#### [Recorded data]
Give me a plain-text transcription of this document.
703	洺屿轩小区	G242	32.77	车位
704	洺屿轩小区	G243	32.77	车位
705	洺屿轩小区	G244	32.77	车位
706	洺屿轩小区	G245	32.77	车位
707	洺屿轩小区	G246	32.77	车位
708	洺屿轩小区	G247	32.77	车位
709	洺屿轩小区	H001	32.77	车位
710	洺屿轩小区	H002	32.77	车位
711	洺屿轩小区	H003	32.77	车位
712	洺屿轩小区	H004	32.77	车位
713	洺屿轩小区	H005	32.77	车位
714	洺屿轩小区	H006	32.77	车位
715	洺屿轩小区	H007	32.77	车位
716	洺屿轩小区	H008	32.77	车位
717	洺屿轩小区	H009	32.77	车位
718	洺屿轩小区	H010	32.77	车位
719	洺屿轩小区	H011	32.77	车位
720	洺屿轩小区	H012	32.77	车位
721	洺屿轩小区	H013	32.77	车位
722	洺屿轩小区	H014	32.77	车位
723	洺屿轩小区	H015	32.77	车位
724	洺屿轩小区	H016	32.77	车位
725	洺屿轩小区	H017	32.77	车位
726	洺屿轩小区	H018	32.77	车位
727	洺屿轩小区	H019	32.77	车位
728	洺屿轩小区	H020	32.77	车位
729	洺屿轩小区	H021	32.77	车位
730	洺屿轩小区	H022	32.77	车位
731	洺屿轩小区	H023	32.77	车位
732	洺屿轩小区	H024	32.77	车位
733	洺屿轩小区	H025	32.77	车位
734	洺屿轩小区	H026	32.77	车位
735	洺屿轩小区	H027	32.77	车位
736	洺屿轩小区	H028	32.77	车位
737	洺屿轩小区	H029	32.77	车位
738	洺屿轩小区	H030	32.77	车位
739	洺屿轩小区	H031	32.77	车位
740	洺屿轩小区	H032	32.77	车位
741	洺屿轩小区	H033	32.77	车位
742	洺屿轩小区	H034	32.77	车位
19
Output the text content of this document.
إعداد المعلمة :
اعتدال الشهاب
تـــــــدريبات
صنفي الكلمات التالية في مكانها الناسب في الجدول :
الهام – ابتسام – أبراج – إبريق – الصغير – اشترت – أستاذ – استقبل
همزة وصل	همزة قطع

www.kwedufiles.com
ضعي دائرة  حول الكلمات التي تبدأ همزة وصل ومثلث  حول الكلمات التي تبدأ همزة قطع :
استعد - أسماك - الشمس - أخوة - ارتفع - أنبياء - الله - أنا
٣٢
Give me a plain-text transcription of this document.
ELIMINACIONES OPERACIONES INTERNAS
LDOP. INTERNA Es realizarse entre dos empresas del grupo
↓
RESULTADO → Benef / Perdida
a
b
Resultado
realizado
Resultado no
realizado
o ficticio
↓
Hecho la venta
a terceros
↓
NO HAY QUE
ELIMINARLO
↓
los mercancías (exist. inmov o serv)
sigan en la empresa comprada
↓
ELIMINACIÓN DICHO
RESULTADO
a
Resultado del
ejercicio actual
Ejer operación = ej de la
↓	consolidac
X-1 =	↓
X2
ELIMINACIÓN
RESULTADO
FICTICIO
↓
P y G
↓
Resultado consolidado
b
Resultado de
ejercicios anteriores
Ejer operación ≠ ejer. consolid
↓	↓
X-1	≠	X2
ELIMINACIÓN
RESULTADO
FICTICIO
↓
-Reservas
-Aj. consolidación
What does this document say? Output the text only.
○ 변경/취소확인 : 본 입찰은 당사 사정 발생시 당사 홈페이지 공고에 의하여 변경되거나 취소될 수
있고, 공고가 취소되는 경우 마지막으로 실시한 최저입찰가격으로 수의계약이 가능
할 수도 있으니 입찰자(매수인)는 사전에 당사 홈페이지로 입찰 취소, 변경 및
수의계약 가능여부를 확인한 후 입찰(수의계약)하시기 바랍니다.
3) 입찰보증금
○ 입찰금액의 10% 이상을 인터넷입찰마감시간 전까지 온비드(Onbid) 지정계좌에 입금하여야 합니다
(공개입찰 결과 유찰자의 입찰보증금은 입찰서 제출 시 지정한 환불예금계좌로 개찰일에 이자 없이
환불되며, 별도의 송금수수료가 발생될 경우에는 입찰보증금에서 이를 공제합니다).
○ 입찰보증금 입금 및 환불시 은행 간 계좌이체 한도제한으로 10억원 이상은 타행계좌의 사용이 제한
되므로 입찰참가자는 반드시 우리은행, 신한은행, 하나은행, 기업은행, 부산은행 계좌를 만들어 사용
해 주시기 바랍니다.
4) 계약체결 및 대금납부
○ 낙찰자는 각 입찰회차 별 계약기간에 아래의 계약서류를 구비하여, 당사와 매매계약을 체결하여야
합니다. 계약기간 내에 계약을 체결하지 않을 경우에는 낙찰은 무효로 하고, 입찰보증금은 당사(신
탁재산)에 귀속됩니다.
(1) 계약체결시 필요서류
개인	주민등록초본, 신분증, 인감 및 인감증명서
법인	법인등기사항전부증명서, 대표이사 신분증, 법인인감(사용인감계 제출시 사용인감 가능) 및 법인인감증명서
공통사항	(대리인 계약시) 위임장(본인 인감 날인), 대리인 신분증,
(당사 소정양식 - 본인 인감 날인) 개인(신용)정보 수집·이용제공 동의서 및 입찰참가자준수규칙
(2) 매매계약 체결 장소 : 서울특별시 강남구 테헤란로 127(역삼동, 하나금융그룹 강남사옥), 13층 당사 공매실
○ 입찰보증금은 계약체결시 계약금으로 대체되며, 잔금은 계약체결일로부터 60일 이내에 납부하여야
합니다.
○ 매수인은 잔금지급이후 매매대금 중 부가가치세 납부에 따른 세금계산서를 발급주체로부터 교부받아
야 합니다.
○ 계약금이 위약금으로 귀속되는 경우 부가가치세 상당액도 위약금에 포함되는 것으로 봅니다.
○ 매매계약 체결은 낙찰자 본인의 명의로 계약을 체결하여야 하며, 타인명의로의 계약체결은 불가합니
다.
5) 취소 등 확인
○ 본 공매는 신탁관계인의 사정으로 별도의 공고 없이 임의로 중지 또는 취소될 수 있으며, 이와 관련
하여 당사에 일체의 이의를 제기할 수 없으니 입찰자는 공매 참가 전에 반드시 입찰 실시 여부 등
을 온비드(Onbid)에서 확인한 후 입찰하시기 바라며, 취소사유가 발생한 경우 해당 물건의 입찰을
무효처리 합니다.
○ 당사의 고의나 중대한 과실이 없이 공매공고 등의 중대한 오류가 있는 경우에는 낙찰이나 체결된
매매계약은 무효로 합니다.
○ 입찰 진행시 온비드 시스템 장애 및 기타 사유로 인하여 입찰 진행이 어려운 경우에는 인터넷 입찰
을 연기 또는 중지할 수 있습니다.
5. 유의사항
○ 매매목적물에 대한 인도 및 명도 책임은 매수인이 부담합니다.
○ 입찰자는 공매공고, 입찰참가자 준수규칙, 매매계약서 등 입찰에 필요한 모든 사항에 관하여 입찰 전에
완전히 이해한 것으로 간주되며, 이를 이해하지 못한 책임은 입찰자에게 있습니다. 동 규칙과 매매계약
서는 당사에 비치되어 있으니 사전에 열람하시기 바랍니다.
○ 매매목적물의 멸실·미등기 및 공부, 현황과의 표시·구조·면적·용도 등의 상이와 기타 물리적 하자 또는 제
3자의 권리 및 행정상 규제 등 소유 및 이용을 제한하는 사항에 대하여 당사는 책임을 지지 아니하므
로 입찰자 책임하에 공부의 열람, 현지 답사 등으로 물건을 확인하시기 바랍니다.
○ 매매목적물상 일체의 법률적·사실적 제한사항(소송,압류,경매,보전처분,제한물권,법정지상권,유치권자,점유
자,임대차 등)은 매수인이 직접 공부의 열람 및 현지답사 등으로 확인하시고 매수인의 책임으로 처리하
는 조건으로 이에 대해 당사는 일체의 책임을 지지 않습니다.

#### [Exercise instructions]
Extract every line from the records above that contains the word "계약체결시".

#### [Exercise response]
(1) 계약체결시 필요서류
○ 입찰보증금은 계약체결시 계약금으로 대체되며, 잔금은 계약체결일로부터 60일 이내에 납부하여야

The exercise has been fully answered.